**EXTRACTED RECORDS:**
________________
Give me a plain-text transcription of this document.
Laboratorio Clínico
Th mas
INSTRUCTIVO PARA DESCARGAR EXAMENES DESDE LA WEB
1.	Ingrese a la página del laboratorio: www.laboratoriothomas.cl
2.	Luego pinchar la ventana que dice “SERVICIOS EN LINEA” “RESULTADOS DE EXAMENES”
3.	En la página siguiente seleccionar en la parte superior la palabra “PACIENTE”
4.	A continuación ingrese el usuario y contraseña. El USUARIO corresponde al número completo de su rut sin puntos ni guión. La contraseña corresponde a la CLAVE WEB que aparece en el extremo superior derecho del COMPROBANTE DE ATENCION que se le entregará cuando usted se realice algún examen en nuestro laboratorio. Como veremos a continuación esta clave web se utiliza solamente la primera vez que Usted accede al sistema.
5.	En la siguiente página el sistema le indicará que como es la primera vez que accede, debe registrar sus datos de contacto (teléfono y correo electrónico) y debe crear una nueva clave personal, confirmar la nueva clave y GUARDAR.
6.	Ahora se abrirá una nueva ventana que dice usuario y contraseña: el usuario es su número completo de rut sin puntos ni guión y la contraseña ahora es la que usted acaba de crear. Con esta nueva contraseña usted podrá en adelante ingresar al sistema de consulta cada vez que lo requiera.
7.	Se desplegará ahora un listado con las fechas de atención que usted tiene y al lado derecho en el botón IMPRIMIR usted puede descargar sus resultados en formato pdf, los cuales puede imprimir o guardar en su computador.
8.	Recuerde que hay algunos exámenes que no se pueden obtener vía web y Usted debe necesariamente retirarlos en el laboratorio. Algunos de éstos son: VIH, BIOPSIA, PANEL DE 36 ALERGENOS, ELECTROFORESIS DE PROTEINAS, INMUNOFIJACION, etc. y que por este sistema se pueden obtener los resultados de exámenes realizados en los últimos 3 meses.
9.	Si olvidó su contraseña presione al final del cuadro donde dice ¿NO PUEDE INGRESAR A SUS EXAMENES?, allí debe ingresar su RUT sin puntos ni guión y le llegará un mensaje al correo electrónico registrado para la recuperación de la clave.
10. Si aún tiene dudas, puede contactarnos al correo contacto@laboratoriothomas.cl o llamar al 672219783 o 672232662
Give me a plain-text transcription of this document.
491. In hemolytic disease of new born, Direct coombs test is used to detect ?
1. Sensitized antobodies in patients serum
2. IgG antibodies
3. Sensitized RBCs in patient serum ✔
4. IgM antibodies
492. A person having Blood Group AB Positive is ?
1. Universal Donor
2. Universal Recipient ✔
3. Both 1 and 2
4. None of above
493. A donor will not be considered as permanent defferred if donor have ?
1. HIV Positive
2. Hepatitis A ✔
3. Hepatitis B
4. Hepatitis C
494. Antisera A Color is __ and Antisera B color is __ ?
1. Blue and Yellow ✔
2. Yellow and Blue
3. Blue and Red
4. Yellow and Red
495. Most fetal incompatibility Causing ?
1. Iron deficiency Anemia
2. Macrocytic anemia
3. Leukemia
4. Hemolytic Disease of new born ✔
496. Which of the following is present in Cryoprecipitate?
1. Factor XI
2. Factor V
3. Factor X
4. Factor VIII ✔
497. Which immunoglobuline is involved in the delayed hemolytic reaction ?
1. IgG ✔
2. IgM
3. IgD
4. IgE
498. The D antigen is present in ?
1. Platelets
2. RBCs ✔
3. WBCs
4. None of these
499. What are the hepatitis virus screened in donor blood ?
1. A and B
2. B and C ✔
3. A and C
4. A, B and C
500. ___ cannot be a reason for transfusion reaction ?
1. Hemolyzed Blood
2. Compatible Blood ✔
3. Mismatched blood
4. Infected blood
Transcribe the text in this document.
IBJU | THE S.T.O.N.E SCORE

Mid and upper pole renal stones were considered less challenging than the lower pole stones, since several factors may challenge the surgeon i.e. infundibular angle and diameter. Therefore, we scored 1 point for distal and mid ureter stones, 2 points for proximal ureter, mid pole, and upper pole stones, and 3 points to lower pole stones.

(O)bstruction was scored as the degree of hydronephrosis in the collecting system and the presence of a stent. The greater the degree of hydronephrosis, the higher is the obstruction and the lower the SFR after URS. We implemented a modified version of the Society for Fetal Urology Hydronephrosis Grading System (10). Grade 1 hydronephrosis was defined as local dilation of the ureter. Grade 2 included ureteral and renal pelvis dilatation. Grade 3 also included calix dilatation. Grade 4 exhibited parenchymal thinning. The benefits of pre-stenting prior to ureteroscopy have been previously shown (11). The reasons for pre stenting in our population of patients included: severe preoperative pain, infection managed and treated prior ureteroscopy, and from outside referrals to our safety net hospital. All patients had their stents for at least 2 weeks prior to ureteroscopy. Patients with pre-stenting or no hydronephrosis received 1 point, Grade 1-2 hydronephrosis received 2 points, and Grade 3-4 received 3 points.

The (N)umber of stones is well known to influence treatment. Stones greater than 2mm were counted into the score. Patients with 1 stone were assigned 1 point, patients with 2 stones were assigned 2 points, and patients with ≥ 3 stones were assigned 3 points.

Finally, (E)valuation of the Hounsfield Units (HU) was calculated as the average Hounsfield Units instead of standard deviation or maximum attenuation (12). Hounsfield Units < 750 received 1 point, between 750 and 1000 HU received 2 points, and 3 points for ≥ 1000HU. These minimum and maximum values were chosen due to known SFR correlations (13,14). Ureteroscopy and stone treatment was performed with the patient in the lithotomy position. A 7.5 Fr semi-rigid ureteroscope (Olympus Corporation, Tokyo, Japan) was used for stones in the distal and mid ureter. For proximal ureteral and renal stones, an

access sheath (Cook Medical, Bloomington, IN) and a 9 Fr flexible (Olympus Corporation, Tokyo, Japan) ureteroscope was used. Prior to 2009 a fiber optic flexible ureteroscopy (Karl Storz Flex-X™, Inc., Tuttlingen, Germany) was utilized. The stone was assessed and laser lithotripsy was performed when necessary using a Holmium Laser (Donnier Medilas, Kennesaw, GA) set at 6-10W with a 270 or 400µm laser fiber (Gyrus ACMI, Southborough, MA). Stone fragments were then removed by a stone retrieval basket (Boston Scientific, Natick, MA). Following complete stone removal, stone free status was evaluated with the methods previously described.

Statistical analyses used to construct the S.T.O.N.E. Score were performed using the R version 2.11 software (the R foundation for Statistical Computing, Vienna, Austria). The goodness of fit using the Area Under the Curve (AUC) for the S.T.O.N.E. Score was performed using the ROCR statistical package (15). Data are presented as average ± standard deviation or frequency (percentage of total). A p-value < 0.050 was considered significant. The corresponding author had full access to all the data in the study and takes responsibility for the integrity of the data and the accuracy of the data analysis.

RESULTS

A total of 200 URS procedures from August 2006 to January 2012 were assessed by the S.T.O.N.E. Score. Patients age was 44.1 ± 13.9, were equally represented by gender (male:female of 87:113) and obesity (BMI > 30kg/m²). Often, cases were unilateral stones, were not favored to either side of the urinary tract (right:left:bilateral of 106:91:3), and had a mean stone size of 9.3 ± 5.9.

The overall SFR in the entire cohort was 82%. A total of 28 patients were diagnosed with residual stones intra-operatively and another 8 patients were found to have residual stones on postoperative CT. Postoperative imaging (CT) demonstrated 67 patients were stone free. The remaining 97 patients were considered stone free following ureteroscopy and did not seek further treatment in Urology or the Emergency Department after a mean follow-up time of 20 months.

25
________________
**WHAT IS EXPECTED:**
Take the entries above and transcribe them exactly as they stand.

**COMPLETED EXERCISE:**
Give me a plain-text transcription of this document.
Laboratorio Clínico
Th mas
INSTRUCTIVO PARA DESCARGAR EXAMENES DESDE LA WEB
1.	Ingrese a la página del laboratorio: www.laboratoriothomas.cl
2.	Luego pinchar la ventana que dice “SERVICIOS EN LINEA” “RESULTADOS DE EXAMENES”
3.	En la página siguiente seleccionar en la parte superior la palabra “PACIENTE”
4.	A continuación ingrese el usuario y contraseña. El USUARIO corresponde al número completo de su rut sin puntos ni guión. La contraseña corresponde a la CLAVE WEB que aparece en el extremo superior derecho del COMPROBANTE DE ATENCION que se le entregará cuando usted se realice algún examen en nuestro laboratorio. Como veremos a continuación esta clave web se utiliza solamente la primera vez que Usted accede al sistema.
5.	En la siguiente página el sistema le indicará que como es la primera vez que accede, debe registrar sus datos de contacto (teléfono y correo electrónico) y debe crear una nueva clave personal, confirmar la nueva clave y GUARDAR.
6.	Ahora se abrirá una nueva ventana que dice usuario y contraseña: el usuario es su número completo de rut sin puntos ni guión y la contraseña ahora es la que usted acaba de crear. Con esta nueva contraseña usted podrá en adelante ingresar al sistema de consulta cada vez que lo requiera.
7.	Se desplegará ahora un listado con las fechas de atención que usted tiene y al lado derecho en el botón IMPRIMIR usted puede descargar sus resultados en formato pdf, los cuales puede imprimir o guardar en su computador.
8.	Recuerde que hay algunos exámenes que no se pueden obtener vía web y Usted debe necesariamente retirarlos en el laboratorio. Algunos de éstos son: VIH, BIOPSIA, PANEL DE 36 ALERGENOS, ELECTROFORESIS DE PROTEINAS, INMUNOFIJACION, etc. y que por este sistema se pueden obtener los resultados de exámenes realizados en los últimos 3 meses.
9.	Si olvidó su contraseña presione al final del cuadro donde dice ¿NO PUEDE INGRESAR A SUS EXAMENES?, allí debe ingresar su RUT sin puntos ni guión y le llegará un mensaje al correo electrónico registrado para la recuperación de la clave.
10. Si aún tiene dudas, puede contactarnos al correo contacto@laboratoriothomas.cl o llamar al 672219783 o 672232662
Give me a plain-text transcription of this document.
491. In hemolytic disease of new born, Direct coombs test is used to detect ?
1. Sensitized antobodies in patients serum
2. IgG antibodies
3. Sensitized RBCs in patient serum ✔
4. IgM antibodies
492. A person having Blood Group AB Positive is ?
1. Universal Donor
2. Universal Recipient ✔
3. Both 1 and 2
4. None of above
493. A donor will not be considered as permanent defferred if donor have ?
1. HIV Positive
2. Hepatitis A ✔
3. Hepatitis B
4. Hepatitis C
494. Antisera A Color is __ and Antisera B color is __ ?
1. Blue and Yellow ✔
2. Yellow and Blue
3. Blue and Red
4. Yellow and Red
495. Most fetal incompatibility Causing ?
1. Iron deficiency Anemia
2. Macrocytic anemia
3. Leukemia
4. Hemolytic Disease of new born ✔
496. Which of the following is present in Cryoprecipitate?
1. Factor XI
2. Factor V
3. Factor X
4. Factor VIII ✔
497. Which immunoglobuline is involved in the delayed hemolytic reaction ?
1. IgG ✔
2. IgM
3. IgD
4. IgE
498. The D antigen is present in ?
1. Platelets
2. RBCs ✔
3. WBCs
4. None of these
499. What are the hepatitis virus screened in donor blood ?
1. A and B
2. B and C ✔
3. A and C
4. A, B and C
500. ___ cannot be a reason for transfusion reaction ?
1. Hemolyzed Blood
2. Compatible Blood ✔
3. Mismatched blood
4. Infected blood
Transcribe the text in this document.
IBJU | THE S.T.O.N.E SCORE

Mid and upper pole renal stones were considered less challenging than the lower pole stones, since several factors may challenge the surgeon i.e. infundibular angle and diameter. Therefore, we scored 1 point for distal and mid ureter stones, 2 points for proximal ureter, mid pole, and upper pole stones, and 3 points to lower pole stones.

(O)bstruction was scored as the degree of hydronephrosis in the collecting system and the presence of a stent. The greater the degree of hydronephrosis, the higher is the obstruction and the lower the SFR after URS. We implemented a modified version of the Society for Fetal Urology Hydronephrosis Grading System (10). Grade 1 hydronephrosis was defined as local dilation of the ureter. Grade 2 included ureteral and renal pelvis dilatation. Grade 3 also included calix dilatation. Grade 4 exhibited parenchymal thinning. The benefits of pre-stenting prior to ureteroscopy have been previously shown (11). The reasons for pre stenting in our population of patients included: severe preoperative pain, infection managed and treated prior ureteroscopy, and from outside referrals to our safety net hospital. All patients had their stents for at least 2 weeks prior to ureteroscopy. Patients with pre-stenting or no hydronephrosis received 1 point, Grade 1-2 hydronephrosis received 2 points, and Grade 3-4 received 3 points.

The (N)umber of stones is well known to influence treatment. Stones greater than 2mm were counted into the score. Patients with 1 stone were assigned 1 point, patients with 2 stones were assigned 2 points, and patients with ≥ 3 stones were assigned 3 points.

Finally, (E)valuation of the Hounsfield Units (HU) was calculated as the average Hounsfield Units instead of standard deviation or maximum attenuation (12). Hounsfield Units < 750 received 1 point, between 750 and 1000 HU received 2 points, and 3 points for ≥ 1000HU. These minimum and maximum values were chosen due to known SFR correlations (13,14). Ureteroscopy and stone treatment was performed with the patient in the lithotomy position. A 7.5 Fr semi-rigid ureteroscope (Olympus Corporation, Tokyo, Japan) was used for stones in the distal and mid ureter. For proximal ureteral and renal stones, an

access sheath (Cook Medical, Bloomington, IN) and a 9 Fr flexible (Olympus Corporation, Tokyo, Japan) ureteroscope was used. Prior to 2009 a fiber optic flexible ureteroscopy (Karl Storz Flex-X™, Inc., Tuttlingen, Germany) was utilized. The stone was assessed and laser lithotripsy was performed when necessary using a Holmium Laser (Donnier Medilas, Kennesaw, GA) set at 6-10W with a 270 or 400µm laser fiber (Gyrus ACMI, Southborough, MA). Stone fragments were then removed by a stone retrieval basket (Boston Scientific, Natick, MA). Following complete stone removal, stone free status was evaluated with the methods previously described.

Statistical analyses used to construct the S.T.O.N.E. Score were performed using the R version 2.11 software (the R foundation for Statistical Computing, Vienna, Austria). The goodness of fit using the Area Under the Curve (AUC) for the S.T.O.N.E. Score was performed using the ROCR statistical package (15). Data are presented as average ± standard deviation or frequency (percentage of total). A p-value < 0.050 was considered significant. The corresponding author had full access to all the data in the study and takes responsibility for the integrity of the data and the accuracy of the data analysis.

RESULTS

A total of 200 URS procedures from August 2006 to January 2012 were assessed by the S.T.O.N.E. Score. Patients age was 44.1 ± 13.9, were equally represented by gender (male:female of 87:113) and obesity (BMI > 30kg/m²). Often, cases were unilateral stones, were not favored to either side of the urinary tract (right:left:bilateral of 106:91:3), and had a mean stone size of 9.3 ± 5.9.

The overall SFR in the entire cohort was 82%. A total of 28 patients were diagnosed with residual stones intra-operatively and another 8 patients were found to have residual stones on postoperative CT. Postoperative imaging (CT) demonstrated 67 patients were stone free. The remaining 97 patients were considered stone free following ureteroscopy and did not seek further treatment in Urology or the Emergency Department after a mean follow-up time of 20 months.

25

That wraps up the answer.